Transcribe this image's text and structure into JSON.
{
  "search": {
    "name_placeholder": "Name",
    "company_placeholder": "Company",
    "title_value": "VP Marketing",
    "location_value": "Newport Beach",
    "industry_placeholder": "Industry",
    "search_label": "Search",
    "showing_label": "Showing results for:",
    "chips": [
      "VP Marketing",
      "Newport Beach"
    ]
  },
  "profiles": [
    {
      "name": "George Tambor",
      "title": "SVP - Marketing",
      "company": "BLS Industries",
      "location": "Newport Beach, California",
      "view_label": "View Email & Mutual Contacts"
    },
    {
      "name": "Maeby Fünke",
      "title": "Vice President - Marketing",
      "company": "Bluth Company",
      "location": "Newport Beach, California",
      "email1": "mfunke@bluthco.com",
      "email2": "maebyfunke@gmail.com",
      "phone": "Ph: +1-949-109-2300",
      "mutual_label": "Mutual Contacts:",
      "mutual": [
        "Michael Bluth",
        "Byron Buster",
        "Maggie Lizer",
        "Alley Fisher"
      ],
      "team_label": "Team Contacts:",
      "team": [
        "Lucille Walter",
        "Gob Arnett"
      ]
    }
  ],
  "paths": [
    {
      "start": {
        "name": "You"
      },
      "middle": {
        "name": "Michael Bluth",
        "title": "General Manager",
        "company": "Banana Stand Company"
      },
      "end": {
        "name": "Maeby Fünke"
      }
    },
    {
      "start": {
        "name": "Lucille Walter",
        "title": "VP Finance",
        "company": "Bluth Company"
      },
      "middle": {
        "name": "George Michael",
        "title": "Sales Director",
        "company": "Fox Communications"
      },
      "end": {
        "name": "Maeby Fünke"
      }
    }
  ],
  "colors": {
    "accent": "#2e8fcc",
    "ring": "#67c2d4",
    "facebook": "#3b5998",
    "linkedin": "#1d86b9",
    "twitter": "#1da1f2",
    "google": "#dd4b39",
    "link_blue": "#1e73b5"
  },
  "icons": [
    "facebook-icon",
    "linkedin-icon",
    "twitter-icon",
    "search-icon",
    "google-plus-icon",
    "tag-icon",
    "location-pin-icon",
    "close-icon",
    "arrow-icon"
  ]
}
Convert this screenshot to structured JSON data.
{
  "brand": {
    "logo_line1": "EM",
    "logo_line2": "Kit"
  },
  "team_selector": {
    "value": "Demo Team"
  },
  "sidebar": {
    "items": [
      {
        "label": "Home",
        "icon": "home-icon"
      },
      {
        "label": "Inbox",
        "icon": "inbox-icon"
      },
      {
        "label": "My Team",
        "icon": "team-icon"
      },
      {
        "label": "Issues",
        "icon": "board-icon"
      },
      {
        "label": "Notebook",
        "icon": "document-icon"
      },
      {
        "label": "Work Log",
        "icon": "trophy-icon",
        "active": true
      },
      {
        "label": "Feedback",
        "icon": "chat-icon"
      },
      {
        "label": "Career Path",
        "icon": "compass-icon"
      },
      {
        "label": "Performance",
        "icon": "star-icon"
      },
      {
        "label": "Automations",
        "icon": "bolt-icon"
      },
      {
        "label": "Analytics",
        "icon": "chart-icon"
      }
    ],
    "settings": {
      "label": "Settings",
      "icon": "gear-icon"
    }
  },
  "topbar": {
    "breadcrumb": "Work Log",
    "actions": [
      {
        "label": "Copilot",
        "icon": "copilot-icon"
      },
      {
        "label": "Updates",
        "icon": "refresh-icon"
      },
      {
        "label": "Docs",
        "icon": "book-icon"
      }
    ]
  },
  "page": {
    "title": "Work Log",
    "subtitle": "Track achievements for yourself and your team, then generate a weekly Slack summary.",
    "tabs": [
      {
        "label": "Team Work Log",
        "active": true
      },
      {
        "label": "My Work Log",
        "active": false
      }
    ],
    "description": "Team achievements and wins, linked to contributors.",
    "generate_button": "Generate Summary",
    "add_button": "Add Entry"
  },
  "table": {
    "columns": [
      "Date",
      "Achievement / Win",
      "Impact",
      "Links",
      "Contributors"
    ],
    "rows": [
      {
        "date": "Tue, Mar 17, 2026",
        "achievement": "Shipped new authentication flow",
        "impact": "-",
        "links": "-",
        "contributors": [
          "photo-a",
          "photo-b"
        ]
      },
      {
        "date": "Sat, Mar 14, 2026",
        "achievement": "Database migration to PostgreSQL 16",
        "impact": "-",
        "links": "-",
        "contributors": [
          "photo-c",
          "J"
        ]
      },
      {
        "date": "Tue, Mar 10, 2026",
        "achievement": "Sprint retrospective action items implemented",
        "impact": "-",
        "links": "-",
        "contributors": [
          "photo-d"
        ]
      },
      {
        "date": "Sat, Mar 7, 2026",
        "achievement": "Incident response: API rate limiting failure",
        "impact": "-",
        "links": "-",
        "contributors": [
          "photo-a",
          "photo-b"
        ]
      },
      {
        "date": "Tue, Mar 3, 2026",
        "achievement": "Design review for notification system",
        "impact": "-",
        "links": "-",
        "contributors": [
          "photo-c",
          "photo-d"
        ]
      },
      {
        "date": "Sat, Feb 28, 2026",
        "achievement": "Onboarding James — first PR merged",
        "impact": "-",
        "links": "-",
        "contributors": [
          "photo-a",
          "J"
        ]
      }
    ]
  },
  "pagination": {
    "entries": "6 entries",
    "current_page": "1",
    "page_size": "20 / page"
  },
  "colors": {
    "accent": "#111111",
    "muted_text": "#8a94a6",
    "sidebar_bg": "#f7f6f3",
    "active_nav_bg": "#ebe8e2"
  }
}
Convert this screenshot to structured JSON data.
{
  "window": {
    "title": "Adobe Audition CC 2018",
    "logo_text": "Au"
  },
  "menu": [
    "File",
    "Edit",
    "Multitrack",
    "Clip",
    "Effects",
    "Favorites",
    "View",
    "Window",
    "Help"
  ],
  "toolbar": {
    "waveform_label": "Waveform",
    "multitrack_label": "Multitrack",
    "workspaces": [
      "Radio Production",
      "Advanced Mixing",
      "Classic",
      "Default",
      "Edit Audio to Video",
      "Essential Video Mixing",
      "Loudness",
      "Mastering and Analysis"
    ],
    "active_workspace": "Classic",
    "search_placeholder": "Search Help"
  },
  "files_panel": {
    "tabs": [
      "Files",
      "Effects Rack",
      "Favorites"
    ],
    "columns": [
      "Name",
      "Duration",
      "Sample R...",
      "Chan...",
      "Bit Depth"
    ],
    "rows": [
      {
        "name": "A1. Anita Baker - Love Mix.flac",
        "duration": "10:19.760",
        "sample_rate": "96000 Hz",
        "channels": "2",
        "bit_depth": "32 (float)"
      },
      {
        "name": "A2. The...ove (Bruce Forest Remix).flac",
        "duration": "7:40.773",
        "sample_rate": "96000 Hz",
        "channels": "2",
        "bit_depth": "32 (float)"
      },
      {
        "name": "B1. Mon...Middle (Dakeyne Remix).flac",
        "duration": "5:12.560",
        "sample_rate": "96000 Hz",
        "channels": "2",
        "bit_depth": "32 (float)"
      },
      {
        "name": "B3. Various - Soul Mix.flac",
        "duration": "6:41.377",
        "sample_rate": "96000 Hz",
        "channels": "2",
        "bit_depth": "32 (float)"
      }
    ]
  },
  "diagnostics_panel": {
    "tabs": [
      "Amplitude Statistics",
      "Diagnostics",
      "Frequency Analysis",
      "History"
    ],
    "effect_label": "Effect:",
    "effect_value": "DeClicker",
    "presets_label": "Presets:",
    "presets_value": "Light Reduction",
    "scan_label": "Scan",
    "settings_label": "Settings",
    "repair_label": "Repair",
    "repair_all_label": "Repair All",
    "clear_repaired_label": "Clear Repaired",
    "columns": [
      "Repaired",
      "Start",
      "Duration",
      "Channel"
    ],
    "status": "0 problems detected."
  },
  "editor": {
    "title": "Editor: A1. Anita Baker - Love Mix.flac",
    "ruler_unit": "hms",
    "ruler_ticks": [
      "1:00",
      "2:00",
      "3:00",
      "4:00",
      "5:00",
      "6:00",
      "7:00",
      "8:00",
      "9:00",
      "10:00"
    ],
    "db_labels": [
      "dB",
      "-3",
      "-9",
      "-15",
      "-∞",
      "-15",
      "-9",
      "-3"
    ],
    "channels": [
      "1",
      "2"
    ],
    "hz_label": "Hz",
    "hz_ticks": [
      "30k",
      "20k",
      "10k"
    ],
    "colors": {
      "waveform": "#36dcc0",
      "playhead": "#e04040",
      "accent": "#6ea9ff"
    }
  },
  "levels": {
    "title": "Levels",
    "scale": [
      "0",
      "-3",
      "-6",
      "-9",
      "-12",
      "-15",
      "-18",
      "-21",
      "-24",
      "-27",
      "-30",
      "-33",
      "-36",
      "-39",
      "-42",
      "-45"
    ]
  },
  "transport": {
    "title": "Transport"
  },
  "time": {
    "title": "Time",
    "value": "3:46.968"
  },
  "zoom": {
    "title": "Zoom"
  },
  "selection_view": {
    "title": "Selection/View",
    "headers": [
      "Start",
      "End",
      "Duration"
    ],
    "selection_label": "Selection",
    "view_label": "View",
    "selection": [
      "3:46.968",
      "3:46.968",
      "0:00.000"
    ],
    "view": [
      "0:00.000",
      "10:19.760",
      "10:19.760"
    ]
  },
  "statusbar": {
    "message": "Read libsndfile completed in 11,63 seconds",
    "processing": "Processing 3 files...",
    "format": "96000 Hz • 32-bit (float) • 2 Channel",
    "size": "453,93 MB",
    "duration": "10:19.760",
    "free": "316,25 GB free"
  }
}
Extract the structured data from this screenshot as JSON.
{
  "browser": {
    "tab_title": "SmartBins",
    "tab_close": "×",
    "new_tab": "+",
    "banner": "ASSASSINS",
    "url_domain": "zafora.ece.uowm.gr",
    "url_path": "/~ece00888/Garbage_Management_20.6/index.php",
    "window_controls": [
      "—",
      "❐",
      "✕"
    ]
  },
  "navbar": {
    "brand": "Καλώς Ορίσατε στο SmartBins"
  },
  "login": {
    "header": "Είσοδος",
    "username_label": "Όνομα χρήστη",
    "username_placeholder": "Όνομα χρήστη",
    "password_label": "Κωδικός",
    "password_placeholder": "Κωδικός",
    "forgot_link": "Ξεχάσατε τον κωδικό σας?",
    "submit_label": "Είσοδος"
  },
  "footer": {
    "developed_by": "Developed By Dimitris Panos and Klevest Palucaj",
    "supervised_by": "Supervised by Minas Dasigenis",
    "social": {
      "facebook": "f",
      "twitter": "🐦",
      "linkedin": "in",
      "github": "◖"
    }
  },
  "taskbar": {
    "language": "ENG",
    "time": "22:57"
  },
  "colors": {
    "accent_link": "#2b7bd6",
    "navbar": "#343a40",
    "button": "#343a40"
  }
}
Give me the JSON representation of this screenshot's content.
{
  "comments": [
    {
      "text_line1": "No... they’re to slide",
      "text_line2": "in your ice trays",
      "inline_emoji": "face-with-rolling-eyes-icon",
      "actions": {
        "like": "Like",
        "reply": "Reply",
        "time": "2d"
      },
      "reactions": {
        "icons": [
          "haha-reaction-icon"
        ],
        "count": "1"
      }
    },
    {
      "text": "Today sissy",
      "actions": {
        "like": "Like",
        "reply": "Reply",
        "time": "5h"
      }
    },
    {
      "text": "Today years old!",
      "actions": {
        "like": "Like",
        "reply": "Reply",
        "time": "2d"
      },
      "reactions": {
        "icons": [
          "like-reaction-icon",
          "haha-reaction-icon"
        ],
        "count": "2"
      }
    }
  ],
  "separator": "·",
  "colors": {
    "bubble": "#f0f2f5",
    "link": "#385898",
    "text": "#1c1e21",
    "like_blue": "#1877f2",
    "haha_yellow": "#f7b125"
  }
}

· · · ·

* What you will do *
Report how many lines in the entries hold the string "Anita". Nothing but the number is wanted.

* Solution to this problem *
2